Please find all lines in the data that hold the string "Local" and copy them.

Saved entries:
** begin **

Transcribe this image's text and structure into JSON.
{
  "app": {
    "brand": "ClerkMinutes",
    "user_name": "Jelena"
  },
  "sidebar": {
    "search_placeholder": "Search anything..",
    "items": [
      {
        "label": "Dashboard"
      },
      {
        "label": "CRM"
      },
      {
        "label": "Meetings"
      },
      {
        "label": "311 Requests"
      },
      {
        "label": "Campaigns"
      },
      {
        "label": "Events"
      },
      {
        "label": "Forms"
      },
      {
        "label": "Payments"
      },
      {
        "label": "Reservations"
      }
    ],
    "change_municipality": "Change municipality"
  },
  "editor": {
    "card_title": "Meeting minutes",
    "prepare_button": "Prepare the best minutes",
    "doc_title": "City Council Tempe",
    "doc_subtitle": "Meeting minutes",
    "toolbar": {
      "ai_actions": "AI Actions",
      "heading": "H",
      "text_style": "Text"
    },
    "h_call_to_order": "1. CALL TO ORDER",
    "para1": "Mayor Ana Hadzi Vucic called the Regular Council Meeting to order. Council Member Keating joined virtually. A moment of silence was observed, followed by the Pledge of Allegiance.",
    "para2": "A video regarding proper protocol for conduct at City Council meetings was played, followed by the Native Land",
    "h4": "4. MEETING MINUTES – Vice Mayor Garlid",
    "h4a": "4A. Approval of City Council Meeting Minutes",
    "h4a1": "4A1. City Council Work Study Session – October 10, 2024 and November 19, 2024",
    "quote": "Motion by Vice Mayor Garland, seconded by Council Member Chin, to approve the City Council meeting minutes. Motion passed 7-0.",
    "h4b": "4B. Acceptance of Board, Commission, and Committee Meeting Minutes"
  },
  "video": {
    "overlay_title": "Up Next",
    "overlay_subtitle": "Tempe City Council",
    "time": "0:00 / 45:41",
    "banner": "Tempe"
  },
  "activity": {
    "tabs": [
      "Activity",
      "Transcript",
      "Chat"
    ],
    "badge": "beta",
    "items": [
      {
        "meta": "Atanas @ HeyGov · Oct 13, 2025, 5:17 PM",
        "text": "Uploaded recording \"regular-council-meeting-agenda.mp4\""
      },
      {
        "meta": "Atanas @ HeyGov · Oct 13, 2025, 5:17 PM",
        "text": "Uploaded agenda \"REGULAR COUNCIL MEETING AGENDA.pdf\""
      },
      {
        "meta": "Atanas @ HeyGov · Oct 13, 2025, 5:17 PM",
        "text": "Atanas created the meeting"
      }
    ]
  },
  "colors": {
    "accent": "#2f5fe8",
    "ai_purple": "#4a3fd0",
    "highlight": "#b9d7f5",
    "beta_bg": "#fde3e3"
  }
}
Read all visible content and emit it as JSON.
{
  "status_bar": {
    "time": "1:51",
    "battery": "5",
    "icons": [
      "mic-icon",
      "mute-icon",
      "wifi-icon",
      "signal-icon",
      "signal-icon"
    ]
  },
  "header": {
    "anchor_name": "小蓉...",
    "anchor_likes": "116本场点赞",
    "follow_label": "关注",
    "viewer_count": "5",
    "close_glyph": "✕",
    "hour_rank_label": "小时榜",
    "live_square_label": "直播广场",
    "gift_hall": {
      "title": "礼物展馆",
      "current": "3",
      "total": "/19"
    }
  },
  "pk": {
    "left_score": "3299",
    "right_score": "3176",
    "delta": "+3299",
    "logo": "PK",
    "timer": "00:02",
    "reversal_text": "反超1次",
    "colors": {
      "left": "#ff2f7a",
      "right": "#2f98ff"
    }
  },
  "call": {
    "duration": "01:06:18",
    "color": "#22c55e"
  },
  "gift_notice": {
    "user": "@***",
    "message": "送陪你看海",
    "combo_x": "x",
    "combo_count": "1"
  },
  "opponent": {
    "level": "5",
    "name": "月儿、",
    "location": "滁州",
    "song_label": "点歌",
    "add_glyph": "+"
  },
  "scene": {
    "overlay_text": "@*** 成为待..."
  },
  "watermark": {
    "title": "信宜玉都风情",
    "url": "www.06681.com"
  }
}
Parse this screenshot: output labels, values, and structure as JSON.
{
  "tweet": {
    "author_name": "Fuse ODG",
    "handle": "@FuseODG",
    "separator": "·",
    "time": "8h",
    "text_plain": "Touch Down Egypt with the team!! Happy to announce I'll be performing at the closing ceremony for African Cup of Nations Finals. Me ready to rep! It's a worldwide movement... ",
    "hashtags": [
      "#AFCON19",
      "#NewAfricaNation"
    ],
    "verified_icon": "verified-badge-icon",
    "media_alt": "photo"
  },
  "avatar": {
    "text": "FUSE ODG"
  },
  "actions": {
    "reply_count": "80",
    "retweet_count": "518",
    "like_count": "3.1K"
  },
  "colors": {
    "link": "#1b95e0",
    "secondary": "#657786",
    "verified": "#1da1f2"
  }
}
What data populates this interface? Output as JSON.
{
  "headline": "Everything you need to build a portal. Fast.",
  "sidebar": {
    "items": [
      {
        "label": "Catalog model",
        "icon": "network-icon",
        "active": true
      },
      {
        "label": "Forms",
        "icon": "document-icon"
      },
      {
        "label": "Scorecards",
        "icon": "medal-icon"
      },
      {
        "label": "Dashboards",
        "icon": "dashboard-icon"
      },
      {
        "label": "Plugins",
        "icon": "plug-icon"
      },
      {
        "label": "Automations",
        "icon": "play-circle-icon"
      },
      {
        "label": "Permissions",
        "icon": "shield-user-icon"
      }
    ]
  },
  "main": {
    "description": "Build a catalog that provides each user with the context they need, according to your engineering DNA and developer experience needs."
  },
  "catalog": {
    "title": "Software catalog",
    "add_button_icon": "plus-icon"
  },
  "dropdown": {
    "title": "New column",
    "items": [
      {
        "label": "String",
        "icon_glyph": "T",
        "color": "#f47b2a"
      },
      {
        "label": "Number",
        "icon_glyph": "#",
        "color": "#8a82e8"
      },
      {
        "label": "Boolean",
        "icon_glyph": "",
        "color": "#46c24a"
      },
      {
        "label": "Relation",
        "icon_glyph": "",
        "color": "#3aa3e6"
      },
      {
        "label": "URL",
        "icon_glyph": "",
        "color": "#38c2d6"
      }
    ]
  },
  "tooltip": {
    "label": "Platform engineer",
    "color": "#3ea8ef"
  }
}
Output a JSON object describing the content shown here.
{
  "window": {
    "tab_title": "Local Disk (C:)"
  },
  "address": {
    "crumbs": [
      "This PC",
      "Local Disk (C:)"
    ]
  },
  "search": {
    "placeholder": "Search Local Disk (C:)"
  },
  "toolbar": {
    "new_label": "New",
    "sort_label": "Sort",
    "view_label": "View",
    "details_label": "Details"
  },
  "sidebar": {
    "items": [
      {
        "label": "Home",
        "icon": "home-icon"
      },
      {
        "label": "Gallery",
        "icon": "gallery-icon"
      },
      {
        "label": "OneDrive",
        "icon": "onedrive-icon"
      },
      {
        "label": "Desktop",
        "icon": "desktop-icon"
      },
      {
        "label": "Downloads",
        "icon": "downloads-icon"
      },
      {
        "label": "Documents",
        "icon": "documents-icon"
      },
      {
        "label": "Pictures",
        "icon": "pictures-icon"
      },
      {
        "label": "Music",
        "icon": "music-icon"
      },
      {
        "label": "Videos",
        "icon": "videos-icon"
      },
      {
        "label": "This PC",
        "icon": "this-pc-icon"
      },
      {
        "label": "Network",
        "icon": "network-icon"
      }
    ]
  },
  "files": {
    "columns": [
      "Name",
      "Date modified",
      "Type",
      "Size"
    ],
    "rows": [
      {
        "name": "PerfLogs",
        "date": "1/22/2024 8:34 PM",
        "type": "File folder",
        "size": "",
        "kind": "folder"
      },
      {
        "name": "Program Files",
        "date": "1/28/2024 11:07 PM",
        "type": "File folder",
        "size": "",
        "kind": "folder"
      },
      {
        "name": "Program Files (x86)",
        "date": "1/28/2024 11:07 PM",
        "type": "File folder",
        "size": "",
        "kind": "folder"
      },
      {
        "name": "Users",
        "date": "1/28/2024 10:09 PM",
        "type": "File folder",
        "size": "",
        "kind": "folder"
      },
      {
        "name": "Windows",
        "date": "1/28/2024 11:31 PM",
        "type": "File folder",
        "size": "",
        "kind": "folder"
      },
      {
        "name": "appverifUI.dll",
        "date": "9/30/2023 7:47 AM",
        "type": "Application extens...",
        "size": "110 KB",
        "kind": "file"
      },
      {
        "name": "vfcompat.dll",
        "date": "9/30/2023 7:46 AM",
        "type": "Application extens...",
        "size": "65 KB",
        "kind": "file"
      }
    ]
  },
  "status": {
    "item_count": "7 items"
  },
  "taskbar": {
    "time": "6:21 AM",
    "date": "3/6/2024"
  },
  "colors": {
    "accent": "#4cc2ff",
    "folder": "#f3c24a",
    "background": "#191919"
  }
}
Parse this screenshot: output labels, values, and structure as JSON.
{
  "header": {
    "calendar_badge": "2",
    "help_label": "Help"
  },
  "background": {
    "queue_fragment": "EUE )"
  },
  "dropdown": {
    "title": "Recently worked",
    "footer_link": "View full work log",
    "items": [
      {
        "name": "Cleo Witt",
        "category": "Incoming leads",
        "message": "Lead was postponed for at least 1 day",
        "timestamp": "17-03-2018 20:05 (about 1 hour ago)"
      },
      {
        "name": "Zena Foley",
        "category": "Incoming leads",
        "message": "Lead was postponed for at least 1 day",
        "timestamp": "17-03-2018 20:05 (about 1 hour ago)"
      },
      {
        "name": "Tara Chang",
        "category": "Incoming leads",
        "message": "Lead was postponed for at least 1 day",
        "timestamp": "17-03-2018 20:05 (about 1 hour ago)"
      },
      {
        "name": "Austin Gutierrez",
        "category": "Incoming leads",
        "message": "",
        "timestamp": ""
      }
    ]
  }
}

** end **

• **Result of this task**
    "tab_title": "Local Disk (C:)"
      "Local Disk (C:)"
    "placeholder": "Search Local Disk (C:)"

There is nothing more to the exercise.